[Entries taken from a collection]
※ ※ ※

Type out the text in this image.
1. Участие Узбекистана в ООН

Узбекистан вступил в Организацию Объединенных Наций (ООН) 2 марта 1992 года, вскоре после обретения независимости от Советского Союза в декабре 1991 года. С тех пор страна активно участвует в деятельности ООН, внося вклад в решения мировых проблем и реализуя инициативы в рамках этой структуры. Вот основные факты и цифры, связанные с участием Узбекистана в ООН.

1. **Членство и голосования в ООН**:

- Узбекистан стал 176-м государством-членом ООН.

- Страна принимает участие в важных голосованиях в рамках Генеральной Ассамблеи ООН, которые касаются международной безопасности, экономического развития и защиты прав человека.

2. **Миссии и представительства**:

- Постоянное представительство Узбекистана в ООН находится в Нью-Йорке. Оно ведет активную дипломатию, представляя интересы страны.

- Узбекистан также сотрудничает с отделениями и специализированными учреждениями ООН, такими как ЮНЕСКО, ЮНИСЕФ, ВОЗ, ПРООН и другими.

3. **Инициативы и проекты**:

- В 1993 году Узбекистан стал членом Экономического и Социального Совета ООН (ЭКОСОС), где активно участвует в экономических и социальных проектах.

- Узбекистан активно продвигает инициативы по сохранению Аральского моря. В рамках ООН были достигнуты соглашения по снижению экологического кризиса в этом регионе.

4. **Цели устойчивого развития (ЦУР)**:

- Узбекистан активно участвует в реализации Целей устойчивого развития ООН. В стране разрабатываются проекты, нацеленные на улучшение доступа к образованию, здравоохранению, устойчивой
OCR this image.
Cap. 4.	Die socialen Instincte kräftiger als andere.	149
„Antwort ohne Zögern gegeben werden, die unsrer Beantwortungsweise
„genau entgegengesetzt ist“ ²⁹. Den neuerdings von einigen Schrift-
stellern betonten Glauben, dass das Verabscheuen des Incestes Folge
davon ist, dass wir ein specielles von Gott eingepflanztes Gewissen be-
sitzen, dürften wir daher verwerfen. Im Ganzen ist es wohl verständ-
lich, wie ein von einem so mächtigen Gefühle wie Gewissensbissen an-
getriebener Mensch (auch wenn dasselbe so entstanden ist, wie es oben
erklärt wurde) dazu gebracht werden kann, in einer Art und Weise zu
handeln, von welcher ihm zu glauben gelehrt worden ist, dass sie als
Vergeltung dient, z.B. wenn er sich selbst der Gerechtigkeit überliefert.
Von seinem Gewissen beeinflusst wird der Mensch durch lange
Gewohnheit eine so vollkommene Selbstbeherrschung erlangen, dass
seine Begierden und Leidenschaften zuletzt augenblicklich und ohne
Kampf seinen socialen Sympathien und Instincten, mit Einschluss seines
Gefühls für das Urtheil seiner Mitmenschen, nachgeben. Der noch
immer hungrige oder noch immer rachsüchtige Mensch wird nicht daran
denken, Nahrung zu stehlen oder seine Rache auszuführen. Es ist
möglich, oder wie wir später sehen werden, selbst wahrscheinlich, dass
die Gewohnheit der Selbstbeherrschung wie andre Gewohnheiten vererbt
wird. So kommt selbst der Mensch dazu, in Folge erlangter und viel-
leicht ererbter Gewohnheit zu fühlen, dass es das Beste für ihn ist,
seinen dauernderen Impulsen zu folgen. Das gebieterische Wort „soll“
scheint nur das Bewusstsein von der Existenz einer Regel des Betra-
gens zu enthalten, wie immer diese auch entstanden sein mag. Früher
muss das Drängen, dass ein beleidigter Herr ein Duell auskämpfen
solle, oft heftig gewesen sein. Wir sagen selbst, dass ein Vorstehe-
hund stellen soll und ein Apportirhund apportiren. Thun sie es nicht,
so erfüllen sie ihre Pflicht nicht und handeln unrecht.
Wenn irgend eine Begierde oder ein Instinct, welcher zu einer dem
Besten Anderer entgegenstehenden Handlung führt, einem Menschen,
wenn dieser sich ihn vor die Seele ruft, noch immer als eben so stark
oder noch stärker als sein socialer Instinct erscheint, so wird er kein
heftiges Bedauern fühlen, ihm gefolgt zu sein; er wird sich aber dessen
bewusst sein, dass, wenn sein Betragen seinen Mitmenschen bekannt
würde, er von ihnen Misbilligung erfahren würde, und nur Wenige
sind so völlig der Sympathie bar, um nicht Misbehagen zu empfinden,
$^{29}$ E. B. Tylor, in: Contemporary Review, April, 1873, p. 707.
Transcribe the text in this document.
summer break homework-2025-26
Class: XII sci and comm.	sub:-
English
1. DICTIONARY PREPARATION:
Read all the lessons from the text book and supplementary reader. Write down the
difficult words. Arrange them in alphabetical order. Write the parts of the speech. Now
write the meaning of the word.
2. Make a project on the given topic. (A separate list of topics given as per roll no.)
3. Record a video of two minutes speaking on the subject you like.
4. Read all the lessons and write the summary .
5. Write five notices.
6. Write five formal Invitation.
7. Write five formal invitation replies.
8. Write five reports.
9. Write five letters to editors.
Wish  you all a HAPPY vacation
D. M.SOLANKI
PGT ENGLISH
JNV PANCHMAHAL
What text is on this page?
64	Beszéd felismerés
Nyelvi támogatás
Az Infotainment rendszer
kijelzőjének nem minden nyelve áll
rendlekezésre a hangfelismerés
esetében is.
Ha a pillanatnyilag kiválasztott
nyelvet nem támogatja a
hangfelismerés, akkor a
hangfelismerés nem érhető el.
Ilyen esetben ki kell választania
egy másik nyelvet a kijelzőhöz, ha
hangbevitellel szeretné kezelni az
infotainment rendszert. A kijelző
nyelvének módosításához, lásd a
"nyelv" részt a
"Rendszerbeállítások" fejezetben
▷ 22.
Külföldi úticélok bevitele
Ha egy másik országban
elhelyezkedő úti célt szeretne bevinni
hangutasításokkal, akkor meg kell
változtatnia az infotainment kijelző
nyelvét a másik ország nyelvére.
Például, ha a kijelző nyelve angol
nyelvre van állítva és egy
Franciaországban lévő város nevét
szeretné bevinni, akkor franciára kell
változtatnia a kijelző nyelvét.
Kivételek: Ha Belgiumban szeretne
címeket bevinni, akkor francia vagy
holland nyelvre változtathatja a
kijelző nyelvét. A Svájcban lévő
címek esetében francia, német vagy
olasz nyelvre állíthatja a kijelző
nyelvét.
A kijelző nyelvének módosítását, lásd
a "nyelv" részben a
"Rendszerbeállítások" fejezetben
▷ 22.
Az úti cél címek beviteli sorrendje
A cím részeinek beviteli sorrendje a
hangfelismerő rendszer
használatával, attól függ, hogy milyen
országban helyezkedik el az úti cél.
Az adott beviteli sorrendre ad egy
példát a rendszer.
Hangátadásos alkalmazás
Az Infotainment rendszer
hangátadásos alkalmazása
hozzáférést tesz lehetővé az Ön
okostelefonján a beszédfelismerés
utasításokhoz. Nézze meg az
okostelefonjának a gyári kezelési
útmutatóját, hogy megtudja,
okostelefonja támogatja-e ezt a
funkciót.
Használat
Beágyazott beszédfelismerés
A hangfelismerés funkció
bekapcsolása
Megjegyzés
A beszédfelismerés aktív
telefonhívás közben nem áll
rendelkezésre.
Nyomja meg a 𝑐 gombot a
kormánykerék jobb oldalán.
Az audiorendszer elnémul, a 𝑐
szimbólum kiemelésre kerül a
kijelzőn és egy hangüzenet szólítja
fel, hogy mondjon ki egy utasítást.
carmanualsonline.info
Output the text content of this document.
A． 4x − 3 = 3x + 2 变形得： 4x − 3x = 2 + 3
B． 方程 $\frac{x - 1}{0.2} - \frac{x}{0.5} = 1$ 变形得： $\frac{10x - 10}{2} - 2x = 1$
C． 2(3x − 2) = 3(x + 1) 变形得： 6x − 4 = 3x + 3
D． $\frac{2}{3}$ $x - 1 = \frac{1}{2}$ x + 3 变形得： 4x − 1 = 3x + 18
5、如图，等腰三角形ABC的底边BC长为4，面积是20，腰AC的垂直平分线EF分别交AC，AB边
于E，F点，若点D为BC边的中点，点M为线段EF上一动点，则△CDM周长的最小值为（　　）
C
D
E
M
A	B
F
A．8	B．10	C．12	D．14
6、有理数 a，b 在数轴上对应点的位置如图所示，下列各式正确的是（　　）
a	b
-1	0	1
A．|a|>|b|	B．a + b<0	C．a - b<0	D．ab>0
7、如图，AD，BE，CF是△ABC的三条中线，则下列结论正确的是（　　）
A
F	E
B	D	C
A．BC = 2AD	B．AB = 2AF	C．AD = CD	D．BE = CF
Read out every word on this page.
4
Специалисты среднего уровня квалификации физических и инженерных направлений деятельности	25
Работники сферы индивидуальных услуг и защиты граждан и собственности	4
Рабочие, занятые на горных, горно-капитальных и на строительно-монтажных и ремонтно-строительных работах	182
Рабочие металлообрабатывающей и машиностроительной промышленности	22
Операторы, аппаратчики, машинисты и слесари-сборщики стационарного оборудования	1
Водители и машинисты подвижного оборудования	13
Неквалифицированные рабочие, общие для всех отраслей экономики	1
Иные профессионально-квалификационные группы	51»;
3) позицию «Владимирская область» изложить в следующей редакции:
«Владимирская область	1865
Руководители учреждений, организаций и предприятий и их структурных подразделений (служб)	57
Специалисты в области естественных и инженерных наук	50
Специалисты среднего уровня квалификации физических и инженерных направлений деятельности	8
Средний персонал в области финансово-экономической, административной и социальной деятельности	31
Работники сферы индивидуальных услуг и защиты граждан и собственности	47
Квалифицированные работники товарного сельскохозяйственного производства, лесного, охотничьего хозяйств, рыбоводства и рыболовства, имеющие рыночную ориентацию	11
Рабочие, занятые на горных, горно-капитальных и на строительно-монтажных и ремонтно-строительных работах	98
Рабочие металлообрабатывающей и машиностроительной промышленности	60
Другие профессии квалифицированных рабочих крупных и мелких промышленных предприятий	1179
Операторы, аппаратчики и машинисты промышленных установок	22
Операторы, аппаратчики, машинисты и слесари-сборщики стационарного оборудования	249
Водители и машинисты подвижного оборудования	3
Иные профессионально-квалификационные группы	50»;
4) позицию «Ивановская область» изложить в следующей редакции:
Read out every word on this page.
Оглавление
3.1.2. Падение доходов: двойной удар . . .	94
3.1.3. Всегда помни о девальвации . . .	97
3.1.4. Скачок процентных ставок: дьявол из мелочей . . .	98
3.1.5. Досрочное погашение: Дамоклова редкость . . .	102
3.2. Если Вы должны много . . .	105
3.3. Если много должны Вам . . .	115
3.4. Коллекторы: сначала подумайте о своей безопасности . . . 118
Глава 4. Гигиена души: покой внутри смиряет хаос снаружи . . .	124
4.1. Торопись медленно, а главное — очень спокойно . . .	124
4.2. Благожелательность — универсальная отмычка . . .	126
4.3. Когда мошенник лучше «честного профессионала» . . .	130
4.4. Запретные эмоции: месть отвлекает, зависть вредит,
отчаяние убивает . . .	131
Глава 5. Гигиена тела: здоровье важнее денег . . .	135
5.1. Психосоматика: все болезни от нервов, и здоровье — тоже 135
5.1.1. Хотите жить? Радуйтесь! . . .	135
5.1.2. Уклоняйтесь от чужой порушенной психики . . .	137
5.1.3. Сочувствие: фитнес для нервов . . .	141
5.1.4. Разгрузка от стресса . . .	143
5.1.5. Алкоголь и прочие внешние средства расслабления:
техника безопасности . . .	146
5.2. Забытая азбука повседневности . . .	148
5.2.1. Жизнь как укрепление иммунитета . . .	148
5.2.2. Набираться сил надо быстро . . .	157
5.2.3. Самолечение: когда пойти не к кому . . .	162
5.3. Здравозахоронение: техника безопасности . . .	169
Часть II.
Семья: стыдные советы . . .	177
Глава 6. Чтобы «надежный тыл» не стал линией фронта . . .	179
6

※ ※ ※

WHAT TO DO: Where does the word "оборудования" appear in the listing? List each line that holds it.

WRITTEN RESPONSE:
Операторы, аппаратчики, машинисты и слесари-сборщики стационарного оборудования	1
Водители и машинисты подвижного оборудования	13
Операторы, аппаратчики, машинисты и слесари-сборщики стационарного оборудования	249
Водители и машинисты подвижного оборудования	3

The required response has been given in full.